**Required task:**
Set out every line bearing the string "xlabel".

**Input records:**
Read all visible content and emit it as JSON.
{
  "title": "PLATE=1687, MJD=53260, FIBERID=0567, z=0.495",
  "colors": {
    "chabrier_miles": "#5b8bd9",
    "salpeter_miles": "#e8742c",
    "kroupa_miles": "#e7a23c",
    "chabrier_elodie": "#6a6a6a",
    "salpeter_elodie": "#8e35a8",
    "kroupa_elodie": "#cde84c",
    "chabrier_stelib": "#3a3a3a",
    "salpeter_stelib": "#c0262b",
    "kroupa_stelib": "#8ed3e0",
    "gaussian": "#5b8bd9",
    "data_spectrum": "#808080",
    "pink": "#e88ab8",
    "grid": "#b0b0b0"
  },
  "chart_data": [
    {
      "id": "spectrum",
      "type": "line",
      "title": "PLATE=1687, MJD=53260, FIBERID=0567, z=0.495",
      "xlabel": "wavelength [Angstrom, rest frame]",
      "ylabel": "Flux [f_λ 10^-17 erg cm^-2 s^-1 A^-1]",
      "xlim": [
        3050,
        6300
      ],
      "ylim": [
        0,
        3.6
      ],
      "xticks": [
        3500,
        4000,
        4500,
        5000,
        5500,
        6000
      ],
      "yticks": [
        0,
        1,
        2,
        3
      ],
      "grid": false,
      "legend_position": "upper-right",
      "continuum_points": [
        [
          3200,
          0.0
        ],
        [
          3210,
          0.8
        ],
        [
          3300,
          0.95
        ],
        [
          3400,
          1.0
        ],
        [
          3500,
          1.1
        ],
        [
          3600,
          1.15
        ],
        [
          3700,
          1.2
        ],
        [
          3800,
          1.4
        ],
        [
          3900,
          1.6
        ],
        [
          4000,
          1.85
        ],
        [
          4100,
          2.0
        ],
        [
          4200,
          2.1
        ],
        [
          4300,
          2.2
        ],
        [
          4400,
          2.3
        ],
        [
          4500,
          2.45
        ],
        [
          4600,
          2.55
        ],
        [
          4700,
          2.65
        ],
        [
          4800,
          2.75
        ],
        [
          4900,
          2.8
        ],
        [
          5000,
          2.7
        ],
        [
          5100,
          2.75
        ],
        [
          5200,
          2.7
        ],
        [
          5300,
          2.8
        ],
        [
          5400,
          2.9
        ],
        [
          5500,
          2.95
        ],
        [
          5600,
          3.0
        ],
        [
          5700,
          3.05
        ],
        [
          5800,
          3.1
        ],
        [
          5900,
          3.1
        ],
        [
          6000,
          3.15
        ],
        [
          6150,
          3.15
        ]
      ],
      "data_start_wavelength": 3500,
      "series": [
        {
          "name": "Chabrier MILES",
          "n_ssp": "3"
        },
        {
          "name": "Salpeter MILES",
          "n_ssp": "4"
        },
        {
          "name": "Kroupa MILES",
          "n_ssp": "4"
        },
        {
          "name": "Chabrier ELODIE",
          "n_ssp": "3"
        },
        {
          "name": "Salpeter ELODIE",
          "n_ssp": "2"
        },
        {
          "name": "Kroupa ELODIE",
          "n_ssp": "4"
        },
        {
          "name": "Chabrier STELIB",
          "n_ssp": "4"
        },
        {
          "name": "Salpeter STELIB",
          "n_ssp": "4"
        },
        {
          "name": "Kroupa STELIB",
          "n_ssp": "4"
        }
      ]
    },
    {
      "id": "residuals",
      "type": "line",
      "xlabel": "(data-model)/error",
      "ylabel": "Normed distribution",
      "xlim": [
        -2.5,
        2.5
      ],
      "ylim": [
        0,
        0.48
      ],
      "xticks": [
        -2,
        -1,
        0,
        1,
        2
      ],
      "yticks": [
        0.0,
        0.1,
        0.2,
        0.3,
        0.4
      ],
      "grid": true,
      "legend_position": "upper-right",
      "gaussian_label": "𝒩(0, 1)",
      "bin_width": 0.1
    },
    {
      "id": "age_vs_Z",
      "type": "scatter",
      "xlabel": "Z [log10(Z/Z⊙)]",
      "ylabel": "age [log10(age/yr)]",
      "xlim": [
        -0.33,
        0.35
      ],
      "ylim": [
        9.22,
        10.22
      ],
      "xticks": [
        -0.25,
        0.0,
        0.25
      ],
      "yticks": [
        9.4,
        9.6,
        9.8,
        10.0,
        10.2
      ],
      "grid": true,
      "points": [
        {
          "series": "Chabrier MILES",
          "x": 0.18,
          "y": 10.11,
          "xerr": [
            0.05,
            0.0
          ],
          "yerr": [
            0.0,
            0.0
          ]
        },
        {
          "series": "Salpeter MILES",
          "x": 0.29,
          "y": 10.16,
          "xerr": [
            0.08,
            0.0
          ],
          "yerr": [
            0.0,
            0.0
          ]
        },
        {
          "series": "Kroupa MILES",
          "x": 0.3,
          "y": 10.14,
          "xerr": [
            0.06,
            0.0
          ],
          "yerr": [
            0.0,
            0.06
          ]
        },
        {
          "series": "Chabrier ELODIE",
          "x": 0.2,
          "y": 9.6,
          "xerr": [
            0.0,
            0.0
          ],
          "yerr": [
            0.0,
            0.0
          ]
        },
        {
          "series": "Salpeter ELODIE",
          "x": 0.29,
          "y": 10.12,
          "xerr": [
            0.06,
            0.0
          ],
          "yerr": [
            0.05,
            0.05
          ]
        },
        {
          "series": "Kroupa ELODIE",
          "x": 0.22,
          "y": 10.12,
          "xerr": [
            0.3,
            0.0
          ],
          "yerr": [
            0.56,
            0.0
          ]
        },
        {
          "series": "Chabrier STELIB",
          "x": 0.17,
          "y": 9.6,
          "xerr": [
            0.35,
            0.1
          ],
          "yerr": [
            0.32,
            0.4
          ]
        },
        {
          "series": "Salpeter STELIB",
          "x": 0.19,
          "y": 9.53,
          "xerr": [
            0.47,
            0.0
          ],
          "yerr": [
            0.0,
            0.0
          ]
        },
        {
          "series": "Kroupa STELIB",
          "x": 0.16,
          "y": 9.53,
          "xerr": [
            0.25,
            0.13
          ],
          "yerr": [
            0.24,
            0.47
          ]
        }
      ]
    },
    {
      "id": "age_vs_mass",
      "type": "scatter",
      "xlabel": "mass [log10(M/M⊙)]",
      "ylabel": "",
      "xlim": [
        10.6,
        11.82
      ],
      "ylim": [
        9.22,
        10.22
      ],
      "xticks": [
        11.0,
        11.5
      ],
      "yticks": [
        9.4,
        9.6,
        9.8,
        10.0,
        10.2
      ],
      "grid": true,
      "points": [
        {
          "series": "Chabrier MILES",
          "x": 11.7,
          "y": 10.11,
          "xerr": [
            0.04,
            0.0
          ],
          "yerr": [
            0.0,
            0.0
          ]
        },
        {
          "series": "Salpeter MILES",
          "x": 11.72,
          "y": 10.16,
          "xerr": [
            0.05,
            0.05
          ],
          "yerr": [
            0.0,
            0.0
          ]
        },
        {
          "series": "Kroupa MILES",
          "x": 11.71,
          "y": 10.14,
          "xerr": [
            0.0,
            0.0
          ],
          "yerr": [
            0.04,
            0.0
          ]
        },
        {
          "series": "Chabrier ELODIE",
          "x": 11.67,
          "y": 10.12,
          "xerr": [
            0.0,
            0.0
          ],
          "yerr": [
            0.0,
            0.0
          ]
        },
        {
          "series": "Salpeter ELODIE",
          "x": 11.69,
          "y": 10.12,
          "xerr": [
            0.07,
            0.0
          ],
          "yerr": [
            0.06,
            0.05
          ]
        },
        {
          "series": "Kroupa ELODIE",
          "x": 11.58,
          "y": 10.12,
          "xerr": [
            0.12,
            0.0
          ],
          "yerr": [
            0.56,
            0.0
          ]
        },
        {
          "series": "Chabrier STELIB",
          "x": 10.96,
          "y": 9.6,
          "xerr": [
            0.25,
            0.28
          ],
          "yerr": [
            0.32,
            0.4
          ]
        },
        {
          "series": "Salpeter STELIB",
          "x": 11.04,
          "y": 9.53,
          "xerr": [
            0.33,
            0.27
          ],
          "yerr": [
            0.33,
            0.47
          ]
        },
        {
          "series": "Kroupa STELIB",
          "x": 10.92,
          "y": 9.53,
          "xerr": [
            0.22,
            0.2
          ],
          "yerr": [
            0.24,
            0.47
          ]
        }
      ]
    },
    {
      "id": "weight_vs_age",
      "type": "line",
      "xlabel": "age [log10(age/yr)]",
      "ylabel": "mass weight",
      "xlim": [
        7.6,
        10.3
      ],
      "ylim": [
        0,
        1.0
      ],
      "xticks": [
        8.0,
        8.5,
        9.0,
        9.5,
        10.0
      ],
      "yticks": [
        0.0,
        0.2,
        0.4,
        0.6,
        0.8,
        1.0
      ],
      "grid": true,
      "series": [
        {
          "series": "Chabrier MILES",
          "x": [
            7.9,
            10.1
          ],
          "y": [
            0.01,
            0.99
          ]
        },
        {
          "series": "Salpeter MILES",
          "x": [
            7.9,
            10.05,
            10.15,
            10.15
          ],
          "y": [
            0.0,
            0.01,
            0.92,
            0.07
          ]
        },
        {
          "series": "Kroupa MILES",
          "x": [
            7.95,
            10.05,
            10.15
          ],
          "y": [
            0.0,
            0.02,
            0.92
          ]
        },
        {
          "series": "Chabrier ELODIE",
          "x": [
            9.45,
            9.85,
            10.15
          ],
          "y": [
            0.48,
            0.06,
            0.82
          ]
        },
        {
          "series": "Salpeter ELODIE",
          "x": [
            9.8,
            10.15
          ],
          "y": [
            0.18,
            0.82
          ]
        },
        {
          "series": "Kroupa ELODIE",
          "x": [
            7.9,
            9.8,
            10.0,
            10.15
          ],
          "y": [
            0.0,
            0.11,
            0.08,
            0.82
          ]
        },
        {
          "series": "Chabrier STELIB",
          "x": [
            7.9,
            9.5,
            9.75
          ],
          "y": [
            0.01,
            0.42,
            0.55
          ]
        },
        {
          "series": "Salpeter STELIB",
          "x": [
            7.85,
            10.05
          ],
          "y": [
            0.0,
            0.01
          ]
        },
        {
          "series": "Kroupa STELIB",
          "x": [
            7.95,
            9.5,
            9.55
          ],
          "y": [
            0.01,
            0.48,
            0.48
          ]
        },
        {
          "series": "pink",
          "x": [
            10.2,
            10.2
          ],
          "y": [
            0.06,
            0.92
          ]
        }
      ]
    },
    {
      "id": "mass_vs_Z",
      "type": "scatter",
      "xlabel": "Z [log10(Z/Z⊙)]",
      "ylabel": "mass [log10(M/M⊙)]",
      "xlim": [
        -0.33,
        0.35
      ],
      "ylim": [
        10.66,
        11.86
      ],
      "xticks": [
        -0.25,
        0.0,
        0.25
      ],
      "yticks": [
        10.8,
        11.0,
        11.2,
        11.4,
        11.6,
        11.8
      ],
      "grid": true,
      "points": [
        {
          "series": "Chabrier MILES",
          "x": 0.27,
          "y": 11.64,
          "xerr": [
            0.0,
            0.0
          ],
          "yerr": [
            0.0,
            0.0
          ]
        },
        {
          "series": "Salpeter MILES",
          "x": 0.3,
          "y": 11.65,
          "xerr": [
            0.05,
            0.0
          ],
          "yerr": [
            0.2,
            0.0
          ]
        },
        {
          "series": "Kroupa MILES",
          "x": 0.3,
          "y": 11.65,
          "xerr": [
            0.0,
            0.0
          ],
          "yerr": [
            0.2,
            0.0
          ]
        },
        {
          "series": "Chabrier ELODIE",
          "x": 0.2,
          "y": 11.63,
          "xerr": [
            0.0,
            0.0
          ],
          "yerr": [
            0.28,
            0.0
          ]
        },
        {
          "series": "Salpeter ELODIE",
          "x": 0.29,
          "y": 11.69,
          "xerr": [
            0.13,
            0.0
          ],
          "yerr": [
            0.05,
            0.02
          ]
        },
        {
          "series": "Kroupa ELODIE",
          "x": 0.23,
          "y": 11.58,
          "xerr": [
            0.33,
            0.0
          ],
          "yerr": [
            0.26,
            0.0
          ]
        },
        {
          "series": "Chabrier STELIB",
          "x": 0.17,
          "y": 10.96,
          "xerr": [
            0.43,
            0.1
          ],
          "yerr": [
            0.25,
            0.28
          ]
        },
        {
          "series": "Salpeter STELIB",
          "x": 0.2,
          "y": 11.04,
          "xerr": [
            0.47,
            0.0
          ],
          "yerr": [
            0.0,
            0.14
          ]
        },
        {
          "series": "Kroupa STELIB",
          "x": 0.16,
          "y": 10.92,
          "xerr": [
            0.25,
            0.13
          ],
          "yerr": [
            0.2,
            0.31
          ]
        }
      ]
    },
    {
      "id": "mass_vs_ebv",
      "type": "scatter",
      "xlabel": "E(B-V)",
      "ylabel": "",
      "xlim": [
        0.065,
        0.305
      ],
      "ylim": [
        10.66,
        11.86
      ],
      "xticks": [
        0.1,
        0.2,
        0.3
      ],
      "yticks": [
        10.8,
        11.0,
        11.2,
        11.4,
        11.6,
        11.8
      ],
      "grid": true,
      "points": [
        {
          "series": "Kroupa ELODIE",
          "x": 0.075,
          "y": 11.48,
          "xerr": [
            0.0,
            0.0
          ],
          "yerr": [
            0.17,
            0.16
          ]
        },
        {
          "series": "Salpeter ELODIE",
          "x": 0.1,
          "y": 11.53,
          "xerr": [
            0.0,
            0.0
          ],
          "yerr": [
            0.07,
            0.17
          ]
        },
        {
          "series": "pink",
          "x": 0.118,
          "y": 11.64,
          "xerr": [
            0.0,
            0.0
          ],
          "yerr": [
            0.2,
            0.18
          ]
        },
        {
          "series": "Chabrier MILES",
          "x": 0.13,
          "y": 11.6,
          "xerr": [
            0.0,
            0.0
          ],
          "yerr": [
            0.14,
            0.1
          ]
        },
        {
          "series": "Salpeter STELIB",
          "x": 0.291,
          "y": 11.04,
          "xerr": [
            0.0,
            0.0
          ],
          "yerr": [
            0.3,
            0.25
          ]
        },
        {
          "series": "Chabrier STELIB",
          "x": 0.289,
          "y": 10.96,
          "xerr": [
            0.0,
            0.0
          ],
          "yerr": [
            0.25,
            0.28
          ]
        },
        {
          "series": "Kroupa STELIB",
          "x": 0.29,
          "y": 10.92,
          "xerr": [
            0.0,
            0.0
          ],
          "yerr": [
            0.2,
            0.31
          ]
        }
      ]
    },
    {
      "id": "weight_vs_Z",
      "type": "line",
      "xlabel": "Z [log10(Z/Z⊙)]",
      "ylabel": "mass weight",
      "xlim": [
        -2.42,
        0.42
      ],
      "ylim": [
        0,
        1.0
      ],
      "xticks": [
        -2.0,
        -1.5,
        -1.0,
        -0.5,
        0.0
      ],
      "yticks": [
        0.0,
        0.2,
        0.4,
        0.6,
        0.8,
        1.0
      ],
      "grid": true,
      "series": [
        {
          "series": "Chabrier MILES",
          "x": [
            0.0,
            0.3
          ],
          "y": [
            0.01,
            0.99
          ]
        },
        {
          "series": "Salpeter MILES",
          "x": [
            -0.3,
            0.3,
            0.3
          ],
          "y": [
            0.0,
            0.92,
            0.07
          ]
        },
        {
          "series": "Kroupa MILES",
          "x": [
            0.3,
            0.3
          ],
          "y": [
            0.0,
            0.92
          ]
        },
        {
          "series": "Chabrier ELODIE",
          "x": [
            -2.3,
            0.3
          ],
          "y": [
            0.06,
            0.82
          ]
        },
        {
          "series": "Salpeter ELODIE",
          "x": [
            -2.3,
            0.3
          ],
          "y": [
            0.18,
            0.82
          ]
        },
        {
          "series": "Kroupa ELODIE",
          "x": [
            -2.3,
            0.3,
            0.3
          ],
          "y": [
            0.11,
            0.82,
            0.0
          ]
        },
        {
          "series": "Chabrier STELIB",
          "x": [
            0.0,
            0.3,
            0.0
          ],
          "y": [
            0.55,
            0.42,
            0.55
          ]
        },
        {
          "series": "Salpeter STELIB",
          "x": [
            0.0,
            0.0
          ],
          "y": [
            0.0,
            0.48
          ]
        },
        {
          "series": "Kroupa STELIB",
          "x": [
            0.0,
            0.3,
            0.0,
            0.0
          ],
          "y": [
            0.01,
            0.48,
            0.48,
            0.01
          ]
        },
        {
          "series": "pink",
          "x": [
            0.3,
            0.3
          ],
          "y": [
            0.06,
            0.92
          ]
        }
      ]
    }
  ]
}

**Solution to this exercise:**
      "xlabel": "wavelength [Angstrom, rest frame]",
      "xlabel": "(data-model)/error",
      "xlabel": "Z [log10(Z/Z⊙)]",
      "xlabel": "mass [log10(M/M⊙)]",
      "xlabel": "age [log10(age/yr)]",
      "xlabel": "Z [log10(Z/Z⊙)]",
      "xlabel": "E(B-V)",
      "xlabel": "Z [log10(Z/Z⊙)]",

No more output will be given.